*AIM OF THE EXERCISE:* Your task is to repeat all of the material exactly.

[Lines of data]
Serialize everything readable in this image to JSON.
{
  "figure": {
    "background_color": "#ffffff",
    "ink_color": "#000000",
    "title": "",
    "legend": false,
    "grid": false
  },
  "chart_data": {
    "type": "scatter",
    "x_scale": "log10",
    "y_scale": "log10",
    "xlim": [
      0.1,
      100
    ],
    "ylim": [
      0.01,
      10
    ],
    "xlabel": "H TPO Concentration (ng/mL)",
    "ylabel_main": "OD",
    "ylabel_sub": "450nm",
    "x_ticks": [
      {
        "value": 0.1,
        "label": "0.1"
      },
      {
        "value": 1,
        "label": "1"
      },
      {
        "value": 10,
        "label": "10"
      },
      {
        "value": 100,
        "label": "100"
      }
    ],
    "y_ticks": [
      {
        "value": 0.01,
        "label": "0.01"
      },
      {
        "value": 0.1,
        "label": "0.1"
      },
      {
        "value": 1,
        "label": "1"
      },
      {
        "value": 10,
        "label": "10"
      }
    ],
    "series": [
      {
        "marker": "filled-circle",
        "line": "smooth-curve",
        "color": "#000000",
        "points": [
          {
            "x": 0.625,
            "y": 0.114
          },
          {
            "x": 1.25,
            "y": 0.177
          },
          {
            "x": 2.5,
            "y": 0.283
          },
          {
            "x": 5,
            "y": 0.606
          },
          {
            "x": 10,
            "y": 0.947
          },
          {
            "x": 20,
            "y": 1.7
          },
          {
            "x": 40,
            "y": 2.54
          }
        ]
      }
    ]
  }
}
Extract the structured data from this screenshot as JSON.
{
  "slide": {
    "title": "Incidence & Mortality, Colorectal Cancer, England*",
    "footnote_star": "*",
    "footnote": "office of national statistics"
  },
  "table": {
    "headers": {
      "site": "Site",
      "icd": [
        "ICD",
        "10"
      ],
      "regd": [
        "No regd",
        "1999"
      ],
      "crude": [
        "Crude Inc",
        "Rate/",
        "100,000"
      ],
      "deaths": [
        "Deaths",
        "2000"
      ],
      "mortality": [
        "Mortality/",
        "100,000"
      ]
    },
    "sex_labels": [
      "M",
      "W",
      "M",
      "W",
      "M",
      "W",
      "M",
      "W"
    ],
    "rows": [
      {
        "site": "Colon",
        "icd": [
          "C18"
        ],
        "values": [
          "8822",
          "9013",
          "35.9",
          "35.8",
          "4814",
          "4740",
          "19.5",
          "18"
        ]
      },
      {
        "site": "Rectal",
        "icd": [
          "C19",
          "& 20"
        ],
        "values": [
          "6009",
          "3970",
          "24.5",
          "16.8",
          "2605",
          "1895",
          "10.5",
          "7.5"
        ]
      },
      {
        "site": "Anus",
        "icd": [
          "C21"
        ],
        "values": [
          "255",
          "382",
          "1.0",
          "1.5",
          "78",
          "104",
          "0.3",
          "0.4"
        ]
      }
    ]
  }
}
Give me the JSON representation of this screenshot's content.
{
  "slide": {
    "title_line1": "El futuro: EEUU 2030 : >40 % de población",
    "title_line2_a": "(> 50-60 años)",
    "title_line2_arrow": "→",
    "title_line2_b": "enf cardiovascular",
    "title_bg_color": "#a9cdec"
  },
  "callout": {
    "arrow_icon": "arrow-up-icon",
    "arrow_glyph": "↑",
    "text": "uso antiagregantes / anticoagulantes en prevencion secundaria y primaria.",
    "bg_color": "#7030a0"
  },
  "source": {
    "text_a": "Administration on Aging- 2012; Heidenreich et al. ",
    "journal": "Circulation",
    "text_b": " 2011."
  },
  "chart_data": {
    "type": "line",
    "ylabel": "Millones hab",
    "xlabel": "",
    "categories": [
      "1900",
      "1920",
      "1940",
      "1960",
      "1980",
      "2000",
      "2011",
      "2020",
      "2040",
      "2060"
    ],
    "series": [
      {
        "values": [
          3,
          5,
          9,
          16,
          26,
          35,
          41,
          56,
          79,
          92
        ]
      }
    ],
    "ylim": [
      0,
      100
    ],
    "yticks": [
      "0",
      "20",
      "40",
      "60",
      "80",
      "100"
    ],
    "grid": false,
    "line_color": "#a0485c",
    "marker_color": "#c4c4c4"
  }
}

*FINAL ANSWER:*
Serialize everything readable in this image to JSON.
{
  "figure": {
    "background_color": "#ffffff",
    "ink_color": "#000000",
    "title": "",
    "legend": false,
    "grid": false
  },
  "chart_data": {
    "type": "scatter",
    "x_scale": "log10",
    "y_scale": "log10",
    "xlim": [
      0.1,
      100
    ],
    "ylim": [
      0.01,
      10
    ],
    "xlabel": "H TPO Concentration (ng/mL)",
    "ylabel_main": "OD",
    "ylabel_sub": "450nm",
    "x_ticks": [
      {
        "value": 0.1,
        "label": "0.1"
      },
      {
        "value": 1,
        "label": "1"
      },
      {
        "value": 10,
        "label": "10"
      },
      {
        "value": 100,
        "label": "100"
      }
    ],
    "y_ticks": [
      {
        "value": 0.01,
        "label": "0.01"
      },
      {
        "value": 0.1,
        "label": "0.1"
      },
      {
        "value": 1,
        "label": "1"
      },
      {
        "value": 10,
        "label": "10"
      }
    ],
    "series": [
      {
        "marker": "filled-circle",
        "line": "smooth-curve",
        "color": "#000000",
        "points": [
          {
            "x": 0.625,
            "y": 0.114
          },
          {
            "x": 1.25,
            "y": 0.177
          },
          {
            "x": 2.5,
            "y": 0.283
          },
          {
            "x": 5,
            "y": 0.606
          },
          {
            "x": 10,
            "y": 0.947
          },
          {
            "x": 20,
            "y": 1.7
          },
          {
            "x": 40,
            "y": 2.54
          }
        ]
      }
    ]
  }
}
Extract the structured data from this screenshot as JSON.
{
  "slide": {
    "title": "Incidence & Mortality, Colorectal Cancer, England*",
    "footnote_star": "*",
    "footnote": "office of national statistics"
  },
  "table": {
    "headers": {
      "site": "Site",
      "icd": [
        "ICD",
        "10"
      ],
      "regd": [
        "No regd",
        "1999"
      ],
      "crude": [
        "Crude Inc",
        "Rate/",
        "100,000"
      ],
      "deaths": [
        "Deaths",
        "2000"
      ],
      "mortality": [
        "Mortality/",
        "100,000"
      ]
    },
    "sex_labels": [
      "M",
      "W",
      "M",
      "W",
      "M",
      "W",
      "M",
      "W"
    ],
    "rows": [
      {
        "site": "Colon",
        "icd": [
          "C18"
        ],
        "values": [
          "8822",
          "9013",
          "35.9",
          "35.8",
          "4814",
          "4740",
          "19.5",
          "18"
        ]
      },
      {
        "site": "Rectal",
        "icd": [
          "C19",
          "& 20"
        ],
        "values": [
          "6009",
          "3970",
          "24.5",
          "16.8",
          "2605",
          "1895",
          "10.5",
          "7.5"
        ]
      },
      {
        "site": "Anus",
        "icd": [
          "C21"
        ],
        "values": [
          "255",
          "382",
          "1.0",
          "1.5",
          "78",
          "104",
          "0.3",
          "0.4"
        ]
      }
    ]
  }
}
Give me the JSON representation of this screenshot's content.
{
  "slide": {
    "title_line1": "El futuro: EEUU 2030 : >40 % de población",
    "title_line2_a": "(> 50-60 años)",
    "title_line2_arrow": "→",
    "title_line2_b": "enf cardiovascular",
    "title_bg_color": "#a9cdec"
  },
  "callout": {
    "arrow_icon": "arrow-up-icon",
    "arrow_glyph": "↑",
    "text": "uso antiagregantes / anticoagulantes en prevencion secundaria y primaria.",
    "bg_color": "#7030a0"
  },
  "source": {
    "text_a": "Administration on Aging- 2012; Heidenreich et al. ",
    "journal": "Circulation",
    "text_b": " 2011."
  },
  "chart_data": {
    "type": "line",
    "ylabel": "Millones hab",
    "xlabel": "",
    "categories": [
      "1900",
      "1920",
      "1940",
      "1960",
      "1980",
      "2000",
      "2011",
      "2020",
      "2040",
      "2060"
    ],
    "series": [
      {
        "values": [
          3,
          5,
          9,
          16,
          26,
          35,
          41,
          56,
          79,
          92
        ]
      }
    ],
    "ylim": [
      0,
      100
    ],
    "yticks": [
      "0",
      "20",
      "40",
      "60",
      "80",
      "100"
    ],
    "grid": false,
    "line_color": "#a0485c",
    "marker_color": "#c4c4c4"
  }
}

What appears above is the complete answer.